▽

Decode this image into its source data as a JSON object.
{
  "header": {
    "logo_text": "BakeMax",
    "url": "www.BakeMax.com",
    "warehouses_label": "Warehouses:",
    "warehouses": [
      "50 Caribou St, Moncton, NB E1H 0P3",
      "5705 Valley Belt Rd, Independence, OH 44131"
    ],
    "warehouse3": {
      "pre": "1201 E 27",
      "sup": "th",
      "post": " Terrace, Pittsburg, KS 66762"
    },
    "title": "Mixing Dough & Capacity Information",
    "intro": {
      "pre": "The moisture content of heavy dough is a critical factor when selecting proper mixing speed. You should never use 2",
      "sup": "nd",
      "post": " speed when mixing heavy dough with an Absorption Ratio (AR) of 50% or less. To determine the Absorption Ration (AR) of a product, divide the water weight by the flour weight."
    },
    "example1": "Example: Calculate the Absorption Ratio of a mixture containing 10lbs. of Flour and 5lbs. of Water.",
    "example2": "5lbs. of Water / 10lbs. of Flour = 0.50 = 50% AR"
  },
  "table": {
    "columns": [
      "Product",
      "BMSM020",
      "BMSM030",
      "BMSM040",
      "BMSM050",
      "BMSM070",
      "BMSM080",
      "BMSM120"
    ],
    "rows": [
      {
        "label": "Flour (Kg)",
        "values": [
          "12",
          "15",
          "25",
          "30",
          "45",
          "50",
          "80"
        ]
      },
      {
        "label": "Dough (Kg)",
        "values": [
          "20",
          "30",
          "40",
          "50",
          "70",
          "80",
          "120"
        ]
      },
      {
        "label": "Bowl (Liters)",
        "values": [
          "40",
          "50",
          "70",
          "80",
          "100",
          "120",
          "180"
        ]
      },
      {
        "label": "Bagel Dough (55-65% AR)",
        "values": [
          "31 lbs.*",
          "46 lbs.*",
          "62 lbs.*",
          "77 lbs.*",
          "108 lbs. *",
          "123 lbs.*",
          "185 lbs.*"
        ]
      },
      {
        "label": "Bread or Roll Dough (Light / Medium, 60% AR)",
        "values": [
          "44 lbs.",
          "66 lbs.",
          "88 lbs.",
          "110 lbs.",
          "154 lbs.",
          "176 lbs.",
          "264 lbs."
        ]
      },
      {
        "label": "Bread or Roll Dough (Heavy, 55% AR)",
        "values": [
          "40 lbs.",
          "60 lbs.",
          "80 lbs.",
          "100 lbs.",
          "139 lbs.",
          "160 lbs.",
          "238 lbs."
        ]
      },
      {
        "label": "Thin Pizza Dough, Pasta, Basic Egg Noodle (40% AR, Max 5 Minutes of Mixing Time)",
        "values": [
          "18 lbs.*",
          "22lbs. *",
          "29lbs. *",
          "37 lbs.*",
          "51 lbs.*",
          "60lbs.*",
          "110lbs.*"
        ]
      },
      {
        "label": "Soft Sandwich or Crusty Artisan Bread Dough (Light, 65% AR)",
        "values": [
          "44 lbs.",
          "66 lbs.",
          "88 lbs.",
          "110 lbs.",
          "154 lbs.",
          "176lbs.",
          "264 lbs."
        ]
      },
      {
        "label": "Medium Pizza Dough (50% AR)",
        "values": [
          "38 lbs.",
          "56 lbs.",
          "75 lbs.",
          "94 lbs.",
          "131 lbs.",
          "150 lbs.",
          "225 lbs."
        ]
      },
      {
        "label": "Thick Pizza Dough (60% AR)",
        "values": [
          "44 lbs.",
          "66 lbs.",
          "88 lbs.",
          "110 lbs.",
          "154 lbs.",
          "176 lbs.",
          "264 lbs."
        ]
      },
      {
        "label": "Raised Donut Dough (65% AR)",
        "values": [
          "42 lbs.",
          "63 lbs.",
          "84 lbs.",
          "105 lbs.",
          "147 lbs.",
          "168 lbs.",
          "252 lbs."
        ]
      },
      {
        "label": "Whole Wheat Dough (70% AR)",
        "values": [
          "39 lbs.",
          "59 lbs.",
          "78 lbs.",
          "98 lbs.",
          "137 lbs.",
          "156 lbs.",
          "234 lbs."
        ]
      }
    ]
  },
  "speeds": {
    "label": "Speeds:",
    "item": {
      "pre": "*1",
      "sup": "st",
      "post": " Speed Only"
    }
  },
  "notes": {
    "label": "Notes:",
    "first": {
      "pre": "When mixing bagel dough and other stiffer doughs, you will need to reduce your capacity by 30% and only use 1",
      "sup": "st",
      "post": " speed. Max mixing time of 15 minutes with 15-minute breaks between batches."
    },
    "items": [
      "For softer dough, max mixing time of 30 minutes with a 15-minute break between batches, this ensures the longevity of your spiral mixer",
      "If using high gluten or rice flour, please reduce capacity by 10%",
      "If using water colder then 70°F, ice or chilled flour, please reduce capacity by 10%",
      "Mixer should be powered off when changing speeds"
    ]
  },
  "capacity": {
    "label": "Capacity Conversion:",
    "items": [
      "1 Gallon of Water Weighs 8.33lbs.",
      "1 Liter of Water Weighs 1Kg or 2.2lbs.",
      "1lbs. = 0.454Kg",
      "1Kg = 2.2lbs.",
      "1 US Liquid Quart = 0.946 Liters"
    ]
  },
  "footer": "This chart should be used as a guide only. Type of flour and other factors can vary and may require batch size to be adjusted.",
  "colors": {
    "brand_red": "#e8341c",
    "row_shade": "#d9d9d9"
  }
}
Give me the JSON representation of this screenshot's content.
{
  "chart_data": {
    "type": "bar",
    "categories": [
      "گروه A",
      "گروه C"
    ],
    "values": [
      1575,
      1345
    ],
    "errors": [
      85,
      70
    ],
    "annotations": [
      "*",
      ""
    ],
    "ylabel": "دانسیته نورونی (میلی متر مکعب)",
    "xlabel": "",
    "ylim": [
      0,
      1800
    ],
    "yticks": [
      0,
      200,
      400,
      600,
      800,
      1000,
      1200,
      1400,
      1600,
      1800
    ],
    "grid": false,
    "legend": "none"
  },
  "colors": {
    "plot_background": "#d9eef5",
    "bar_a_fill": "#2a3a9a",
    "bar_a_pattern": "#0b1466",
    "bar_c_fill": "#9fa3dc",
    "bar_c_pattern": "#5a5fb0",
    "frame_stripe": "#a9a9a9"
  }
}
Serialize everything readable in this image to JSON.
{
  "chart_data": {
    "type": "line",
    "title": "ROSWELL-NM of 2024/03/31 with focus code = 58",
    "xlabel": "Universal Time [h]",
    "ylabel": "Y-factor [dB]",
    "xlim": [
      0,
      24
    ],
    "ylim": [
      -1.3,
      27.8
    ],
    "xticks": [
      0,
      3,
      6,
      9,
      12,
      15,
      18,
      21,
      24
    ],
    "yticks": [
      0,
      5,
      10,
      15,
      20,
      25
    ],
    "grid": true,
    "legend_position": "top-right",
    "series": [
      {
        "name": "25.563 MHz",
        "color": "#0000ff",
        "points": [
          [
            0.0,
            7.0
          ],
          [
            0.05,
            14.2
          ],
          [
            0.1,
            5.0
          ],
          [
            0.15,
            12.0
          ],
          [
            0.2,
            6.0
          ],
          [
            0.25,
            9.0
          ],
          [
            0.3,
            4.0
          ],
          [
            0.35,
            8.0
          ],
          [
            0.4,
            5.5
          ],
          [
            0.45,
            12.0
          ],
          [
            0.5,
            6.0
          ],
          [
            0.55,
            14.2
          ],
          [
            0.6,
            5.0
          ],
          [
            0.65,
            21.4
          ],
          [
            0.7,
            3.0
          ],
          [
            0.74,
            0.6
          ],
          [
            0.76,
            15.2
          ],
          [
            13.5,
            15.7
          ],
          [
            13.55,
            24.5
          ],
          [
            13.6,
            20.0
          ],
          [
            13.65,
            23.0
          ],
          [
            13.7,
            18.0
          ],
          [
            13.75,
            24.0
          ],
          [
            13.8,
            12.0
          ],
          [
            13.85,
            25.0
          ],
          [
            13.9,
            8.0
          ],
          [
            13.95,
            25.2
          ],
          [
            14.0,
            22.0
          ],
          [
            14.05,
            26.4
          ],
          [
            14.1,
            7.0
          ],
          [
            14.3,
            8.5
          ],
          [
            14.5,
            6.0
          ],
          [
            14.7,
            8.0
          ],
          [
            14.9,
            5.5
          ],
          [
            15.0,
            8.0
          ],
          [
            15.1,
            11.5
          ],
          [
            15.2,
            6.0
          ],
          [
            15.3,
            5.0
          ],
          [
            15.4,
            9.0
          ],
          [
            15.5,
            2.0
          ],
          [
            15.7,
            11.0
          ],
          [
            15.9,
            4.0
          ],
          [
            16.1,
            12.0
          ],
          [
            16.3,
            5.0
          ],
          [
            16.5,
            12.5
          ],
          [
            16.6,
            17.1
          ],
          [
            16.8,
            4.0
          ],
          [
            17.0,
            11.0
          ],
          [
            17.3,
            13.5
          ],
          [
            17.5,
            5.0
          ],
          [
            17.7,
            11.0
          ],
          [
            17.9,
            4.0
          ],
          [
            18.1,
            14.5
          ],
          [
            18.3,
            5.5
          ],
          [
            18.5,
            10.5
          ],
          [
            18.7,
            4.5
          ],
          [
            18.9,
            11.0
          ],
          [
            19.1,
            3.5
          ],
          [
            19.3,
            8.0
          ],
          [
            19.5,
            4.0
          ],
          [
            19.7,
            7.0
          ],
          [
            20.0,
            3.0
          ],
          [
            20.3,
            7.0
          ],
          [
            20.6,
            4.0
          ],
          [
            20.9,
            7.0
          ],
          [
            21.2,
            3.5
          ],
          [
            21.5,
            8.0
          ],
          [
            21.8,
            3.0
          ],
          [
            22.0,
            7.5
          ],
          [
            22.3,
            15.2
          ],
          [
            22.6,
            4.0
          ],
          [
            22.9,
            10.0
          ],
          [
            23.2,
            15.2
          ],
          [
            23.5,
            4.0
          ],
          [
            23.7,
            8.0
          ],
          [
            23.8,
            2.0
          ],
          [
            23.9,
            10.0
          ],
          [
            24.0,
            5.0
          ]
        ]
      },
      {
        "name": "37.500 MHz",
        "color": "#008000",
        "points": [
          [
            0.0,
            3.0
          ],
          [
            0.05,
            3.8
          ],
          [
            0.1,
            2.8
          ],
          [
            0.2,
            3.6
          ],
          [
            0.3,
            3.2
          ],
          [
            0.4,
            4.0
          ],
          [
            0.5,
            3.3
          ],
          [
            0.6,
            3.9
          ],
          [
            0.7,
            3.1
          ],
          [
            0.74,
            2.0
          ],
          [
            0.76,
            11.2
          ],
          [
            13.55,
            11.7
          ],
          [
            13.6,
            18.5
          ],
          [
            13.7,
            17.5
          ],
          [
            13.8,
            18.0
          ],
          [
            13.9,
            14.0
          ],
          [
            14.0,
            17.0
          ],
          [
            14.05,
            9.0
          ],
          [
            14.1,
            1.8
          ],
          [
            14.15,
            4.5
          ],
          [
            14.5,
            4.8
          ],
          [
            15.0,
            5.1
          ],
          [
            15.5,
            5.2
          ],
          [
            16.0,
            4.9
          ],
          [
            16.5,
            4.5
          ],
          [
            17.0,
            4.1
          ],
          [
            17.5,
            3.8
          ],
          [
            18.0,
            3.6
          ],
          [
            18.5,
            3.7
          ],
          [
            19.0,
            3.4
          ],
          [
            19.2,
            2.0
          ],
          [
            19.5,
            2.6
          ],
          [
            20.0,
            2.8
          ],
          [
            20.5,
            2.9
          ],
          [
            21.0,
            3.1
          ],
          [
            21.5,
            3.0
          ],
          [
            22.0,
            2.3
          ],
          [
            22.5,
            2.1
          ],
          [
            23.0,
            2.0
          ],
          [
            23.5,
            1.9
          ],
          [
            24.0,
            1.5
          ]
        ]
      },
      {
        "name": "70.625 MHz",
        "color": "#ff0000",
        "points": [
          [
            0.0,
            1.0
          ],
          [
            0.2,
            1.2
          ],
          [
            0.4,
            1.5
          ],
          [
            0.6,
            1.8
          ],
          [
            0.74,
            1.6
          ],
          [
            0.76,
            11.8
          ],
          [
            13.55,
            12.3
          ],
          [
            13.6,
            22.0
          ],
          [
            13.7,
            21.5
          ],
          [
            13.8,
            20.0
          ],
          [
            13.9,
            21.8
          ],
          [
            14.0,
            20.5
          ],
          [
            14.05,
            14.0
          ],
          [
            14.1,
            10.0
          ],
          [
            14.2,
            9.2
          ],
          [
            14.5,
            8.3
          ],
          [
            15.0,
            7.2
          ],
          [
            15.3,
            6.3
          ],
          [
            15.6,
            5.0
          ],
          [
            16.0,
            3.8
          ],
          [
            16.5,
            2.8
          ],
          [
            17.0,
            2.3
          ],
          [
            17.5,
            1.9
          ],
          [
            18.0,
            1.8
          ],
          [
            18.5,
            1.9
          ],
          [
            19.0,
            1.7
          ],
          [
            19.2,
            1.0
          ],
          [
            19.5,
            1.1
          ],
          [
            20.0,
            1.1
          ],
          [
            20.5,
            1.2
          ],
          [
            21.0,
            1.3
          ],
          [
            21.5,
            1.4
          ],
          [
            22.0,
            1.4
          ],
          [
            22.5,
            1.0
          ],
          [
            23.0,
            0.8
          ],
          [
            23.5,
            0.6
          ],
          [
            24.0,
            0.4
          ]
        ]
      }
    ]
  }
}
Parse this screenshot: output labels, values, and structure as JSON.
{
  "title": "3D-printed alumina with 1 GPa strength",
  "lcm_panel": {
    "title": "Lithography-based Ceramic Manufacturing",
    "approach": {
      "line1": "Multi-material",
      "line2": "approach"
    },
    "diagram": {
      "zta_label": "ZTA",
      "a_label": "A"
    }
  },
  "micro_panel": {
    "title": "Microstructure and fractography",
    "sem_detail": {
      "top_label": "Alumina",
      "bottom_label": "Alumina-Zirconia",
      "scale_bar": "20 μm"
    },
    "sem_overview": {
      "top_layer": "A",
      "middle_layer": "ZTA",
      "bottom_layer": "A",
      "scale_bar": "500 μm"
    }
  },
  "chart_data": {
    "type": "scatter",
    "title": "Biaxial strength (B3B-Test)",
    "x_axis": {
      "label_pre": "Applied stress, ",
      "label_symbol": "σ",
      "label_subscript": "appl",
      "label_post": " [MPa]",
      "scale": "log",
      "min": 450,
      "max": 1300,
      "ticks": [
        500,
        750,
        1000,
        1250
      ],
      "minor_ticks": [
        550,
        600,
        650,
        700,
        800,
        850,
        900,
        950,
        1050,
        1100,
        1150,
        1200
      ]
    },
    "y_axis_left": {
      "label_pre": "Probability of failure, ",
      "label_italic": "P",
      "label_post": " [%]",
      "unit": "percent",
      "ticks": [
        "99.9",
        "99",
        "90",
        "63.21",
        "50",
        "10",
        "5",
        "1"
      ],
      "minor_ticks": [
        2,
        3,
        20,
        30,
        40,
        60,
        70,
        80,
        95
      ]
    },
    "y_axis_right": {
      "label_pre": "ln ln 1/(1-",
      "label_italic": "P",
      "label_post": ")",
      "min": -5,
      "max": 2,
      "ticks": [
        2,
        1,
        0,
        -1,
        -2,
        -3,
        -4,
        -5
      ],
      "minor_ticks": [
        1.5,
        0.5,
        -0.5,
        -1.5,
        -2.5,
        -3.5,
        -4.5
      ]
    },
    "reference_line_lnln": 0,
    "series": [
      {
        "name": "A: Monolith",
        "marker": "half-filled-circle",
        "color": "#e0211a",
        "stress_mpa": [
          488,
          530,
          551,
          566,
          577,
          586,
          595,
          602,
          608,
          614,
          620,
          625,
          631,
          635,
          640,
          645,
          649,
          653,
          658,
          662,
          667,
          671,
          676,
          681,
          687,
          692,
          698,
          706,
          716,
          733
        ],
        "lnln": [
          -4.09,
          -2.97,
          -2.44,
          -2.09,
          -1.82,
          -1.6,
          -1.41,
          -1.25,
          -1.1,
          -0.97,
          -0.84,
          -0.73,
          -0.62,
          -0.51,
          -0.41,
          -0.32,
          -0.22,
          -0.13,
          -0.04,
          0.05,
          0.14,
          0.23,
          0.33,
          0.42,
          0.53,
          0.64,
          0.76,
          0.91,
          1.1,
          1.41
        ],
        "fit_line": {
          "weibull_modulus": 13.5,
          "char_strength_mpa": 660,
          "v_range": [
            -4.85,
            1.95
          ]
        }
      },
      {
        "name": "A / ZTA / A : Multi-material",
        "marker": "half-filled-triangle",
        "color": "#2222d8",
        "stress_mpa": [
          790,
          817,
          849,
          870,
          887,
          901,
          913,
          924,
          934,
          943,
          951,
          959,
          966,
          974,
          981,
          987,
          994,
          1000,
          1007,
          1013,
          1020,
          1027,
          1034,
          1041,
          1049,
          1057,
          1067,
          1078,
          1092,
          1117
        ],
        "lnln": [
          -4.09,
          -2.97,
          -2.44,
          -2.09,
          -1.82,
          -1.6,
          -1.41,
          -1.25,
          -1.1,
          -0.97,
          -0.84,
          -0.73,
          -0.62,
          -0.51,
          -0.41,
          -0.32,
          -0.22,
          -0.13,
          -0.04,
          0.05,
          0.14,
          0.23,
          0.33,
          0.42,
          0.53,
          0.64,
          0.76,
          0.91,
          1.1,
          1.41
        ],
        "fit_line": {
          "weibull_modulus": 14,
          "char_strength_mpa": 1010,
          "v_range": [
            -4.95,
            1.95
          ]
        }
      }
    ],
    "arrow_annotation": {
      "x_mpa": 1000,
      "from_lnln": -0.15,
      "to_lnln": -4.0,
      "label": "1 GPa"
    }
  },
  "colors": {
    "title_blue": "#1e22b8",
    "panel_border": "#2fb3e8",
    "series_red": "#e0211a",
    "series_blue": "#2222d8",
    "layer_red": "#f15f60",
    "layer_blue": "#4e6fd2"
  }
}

△

● Exercise goal
Return each line that includes "Liters".

● Reply to the exercise
        "label": "Bowl (Liters)",
      "1 US Liquid Quart = 0.946 Liters"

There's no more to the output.